■ **The task**
Every line that contains the word "this" should be copied out.

Stored data:
>> start

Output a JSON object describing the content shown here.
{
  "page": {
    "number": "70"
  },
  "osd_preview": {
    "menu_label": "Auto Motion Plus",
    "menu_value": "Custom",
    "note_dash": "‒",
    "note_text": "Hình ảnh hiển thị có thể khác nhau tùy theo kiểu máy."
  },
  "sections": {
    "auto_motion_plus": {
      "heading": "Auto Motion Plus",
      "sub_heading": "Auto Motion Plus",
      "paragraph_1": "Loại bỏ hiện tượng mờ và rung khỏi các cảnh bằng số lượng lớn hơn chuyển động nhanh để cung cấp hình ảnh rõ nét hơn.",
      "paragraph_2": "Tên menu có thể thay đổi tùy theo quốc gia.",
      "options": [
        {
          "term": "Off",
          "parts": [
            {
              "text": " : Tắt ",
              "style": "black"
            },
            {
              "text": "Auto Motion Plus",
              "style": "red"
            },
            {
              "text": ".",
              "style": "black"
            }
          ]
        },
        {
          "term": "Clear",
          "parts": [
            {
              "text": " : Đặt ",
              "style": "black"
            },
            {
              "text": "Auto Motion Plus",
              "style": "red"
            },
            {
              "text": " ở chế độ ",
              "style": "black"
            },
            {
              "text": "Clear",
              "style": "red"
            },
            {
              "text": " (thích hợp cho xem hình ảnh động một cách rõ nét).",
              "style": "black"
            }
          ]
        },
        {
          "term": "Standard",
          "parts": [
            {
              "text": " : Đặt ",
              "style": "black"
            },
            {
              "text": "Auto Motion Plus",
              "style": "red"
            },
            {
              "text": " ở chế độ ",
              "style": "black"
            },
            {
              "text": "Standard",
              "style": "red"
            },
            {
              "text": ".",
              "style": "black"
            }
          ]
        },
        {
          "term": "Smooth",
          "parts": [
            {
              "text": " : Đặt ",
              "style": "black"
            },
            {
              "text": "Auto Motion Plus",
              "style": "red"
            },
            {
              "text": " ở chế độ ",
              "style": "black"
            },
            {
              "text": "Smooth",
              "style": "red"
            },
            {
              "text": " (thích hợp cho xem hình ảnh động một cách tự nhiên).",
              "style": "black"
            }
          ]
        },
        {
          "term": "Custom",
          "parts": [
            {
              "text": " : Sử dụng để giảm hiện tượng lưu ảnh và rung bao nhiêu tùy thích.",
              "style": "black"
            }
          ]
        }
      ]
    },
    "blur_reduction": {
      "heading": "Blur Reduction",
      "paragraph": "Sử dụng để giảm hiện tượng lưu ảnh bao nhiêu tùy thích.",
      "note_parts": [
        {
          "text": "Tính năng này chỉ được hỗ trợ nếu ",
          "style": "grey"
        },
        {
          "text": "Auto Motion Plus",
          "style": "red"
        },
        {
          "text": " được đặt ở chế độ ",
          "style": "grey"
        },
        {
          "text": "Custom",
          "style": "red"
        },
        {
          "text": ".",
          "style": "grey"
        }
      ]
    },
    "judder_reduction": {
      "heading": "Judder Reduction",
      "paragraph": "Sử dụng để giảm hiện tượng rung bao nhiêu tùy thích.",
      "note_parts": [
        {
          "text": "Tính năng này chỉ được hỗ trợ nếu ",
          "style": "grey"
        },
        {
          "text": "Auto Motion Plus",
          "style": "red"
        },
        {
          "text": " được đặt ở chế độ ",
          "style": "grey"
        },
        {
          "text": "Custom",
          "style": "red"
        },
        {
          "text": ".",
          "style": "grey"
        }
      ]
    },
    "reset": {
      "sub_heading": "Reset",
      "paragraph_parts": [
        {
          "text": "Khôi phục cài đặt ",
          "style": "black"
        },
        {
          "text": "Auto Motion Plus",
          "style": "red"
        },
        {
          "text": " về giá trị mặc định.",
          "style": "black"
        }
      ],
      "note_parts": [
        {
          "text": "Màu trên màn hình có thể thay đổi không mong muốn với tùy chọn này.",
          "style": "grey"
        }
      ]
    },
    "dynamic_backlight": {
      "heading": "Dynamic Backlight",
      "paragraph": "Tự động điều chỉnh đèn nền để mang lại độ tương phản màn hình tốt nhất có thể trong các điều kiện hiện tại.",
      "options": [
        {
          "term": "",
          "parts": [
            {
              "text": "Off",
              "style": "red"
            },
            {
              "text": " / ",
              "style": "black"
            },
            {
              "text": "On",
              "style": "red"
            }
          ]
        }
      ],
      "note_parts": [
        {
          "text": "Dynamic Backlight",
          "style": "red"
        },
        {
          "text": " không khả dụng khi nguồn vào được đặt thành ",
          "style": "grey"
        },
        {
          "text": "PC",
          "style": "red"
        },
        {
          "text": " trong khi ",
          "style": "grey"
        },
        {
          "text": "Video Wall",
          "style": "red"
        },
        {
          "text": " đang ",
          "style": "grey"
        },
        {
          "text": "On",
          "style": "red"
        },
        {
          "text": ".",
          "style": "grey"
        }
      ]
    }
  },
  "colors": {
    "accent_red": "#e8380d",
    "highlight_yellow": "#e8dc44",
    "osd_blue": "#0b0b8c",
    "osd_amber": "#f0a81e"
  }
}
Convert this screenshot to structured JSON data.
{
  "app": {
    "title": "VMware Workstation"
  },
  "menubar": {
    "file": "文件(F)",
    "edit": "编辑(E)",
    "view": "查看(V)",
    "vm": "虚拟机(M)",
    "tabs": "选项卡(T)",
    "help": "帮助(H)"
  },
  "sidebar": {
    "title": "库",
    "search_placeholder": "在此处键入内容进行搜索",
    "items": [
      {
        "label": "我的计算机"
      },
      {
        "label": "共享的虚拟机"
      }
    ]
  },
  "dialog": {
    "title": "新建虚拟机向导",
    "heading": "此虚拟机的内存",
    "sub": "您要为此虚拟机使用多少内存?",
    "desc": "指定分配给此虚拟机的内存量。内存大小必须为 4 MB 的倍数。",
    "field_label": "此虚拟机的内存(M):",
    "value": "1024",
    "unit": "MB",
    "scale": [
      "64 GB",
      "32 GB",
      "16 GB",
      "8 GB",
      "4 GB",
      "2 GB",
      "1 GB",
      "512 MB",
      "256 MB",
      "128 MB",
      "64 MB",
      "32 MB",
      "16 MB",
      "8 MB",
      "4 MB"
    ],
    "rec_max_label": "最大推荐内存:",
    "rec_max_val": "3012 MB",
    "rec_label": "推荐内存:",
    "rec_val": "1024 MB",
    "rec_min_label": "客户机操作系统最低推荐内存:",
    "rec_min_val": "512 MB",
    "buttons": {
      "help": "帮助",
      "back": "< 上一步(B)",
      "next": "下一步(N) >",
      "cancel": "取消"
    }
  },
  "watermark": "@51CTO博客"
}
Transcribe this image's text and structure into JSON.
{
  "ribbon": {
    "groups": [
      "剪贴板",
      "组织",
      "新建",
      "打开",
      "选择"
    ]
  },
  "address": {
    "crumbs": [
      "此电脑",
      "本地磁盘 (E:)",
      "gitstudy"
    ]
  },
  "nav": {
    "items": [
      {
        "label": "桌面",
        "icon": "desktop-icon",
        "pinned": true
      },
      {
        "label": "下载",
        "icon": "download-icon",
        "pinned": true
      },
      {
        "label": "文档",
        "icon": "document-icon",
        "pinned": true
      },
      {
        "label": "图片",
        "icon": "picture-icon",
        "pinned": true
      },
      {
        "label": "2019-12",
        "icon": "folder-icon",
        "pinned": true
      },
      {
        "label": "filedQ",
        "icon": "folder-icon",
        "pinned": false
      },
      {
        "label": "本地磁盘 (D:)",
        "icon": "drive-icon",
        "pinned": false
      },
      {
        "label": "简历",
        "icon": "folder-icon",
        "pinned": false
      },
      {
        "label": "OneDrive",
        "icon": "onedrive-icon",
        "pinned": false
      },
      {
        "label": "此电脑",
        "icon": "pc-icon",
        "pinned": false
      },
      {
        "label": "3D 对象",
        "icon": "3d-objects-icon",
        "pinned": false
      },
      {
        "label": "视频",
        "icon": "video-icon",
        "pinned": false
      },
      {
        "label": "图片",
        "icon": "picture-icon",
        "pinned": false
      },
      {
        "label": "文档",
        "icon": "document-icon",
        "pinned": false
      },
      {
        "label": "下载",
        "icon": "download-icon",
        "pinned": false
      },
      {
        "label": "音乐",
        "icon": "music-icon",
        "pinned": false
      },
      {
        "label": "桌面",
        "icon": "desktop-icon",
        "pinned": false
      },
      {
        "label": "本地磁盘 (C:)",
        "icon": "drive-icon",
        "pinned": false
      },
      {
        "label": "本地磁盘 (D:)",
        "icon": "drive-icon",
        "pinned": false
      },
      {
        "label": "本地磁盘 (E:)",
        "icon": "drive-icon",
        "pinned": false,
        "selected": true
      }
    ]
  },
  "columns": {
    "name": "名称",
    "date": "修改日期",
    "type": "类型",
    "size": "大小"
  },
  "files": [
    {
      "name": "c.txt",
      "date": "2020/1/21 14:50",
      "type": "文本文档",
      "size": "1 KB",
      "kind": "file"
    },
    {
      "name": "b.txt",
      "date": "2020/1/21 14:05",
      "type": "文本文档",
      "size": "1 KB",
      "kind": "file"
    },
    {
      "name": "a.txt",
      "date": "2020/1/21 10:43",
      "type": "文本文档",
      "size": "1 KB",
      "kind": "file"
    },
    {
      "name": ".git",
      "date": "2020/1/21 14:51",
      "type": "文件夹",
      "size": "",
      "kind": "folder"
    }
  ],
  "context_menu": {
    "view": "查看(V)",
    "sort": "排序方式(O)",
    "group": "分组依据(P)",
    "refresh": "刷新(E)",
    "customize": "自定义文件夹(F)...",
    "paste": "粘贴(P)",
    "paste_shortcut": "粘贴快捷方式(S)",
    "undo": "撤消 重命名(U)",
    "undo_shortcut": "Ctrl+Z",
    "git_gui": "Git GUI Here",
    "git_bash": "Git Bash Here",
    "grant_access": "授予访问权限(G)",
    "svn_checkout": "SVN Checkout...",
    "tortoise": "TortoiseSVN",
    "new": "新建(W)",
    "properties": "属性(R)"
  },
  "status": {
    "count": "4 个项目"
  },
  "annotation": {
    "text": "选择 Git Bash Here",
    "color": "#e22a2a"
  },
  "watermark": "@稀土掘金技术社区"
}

>> end

■ **The solution**
Convert this screenshot to structured JSON data.
Transcribe this image's text and structure into JSON.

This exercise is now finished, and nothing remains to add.